# Your objective:
Tally how many lines include "Seekers". The number is the whole answer.

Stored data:

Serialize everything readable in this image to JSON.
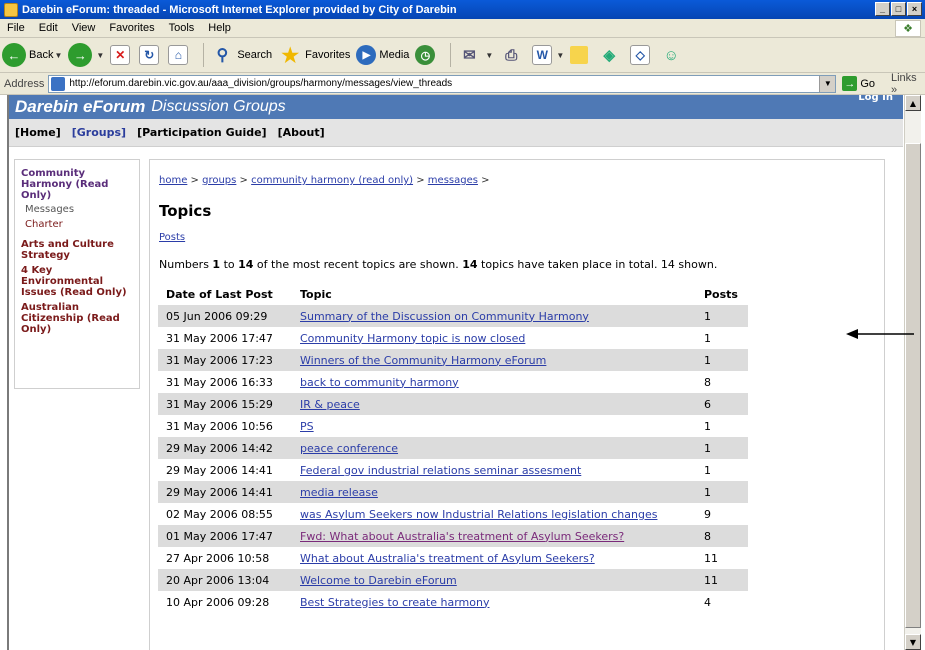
{
  "window": {
    "title": "Darebin eForum: threaded - Microsoft Internet Explorer provided by City of Darebin",
    "min": "_",
    "max": "□",
    "close": "×"
  },
  "menu": [
    "File",
    "Edit",
    "View",
    "Favorites",
    "Tools",
    "Help"
  ],
  "toolbar": {
    "back": "Back",
    "search": "Search",
    "favorites": "Favorites",
    "media": "Media"
  },
  "address": {
    "label": "Address",
    "url": "http://eforum.darebin.vic.gov.au/aaa_division/groups/harmony/messages/view_threads",
    "go": "Go",
    "links": "Links"
  },
  "site": {
    "brand": "Darebin eForum",
    "subtitle": "Discussion Groups",
    "login": "Log In",
    "nav": [
      "[Home]",
      "[Groups]",
      "[Participation Guide]",
      "[About]"
    ]
  },
  "sidebar": {
    "current_group": "Community Harmony (Read Only)",
    "items": [
      "Messages",
      "Charter"
    ],
    "groups": [
      "Arts and Culture Strategy",
      "4 Key Environmental Issues (Read Only)",
      "Australian Citizenship (Read Only)"
    ]
  },
  "content": {
    "breadcrumb": [
      "home",
      "groups",
      "community harmony (read only)",
      "messages"
    ],
    "title": "Topics",
    "posts_link": "Posts",
    "summary": {
      "prefix": "Numbers ",
      "from": "1",
      "to_word": " to ",
      "to": "14",
      "middle": " of the most recent topics are shown. ",
      "total": "14",
      "suffix": " topics have taken place in total. 14 shown."
    },
    "table": {
      "headers": [
        "Date of Last Post",
        "Topic",
        "Posts"
      ],
      "rows": [
        {
          "date": "05 Jun 2006 09:29",
          "topic": "Summary of the Discussion on Community Harmony",
          "posts": "1"
        },
        {
          "date": "31 May 2006 17:47",
          "topic": "Community Harmony topic is now closed",
          "posts": "1"
        },
        {
          "date": "31 May 2006 17:23",
          "topic": "Winners of the Community Harmony eForum",
          "posts": "1"
        },
        {
          "date": "31 May 2006 16:33",
          "topic": "back to community harmony",
          "posts": "8"
        },
        {
          "date": "31 May 2006 15:29",
          "topic": "IR & peace",
          "posts": "6"
        },
        {
          "date": "31 May 2006 10:56",
          "topic": "PS",
          "posts": "1"
        },
        {
          "date": "29 May 2006 14:42",
          "topic": "peace conference",
          "posts": "1"
        },
        {
          "date": "29 May 2006 14:41",
          "topic": "Federal gov industrial relations seminar assesment",
          "posts": "1"
        },
        {
          "date": "29 May 2006 14:41",
          "topic": "media release",
          "posts": "1"
        },
        {
          "date": "02 May 2006 08:55",
          "topic": "was Asylum Seekers now Industrial Relations legislation changes",
          "posts": "9"
        },
        {
          "date": "01 May 2006 17:47",
          "topic": "Fwd: What about Australia's treatment of Asylum Seekers?",
          "posts": "8"
        },
        {
          "date": "27 Apr 2006 10:58",
          "topic": "What about Australia's treatment of Asylum Seekers?",
          "posts": "11"
        },
        {
          "date": "20 Apr 2006 13:04",
          "topic": "Welcome to Darebin eForum",
          "posts": "11"
        },
        {
          "date": "10 Apr 2006 09:28",
          "topic": "Best Strategies to create harmony",
          "posts": "4"
        }
      ]
    }
  }
}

# The reply:
3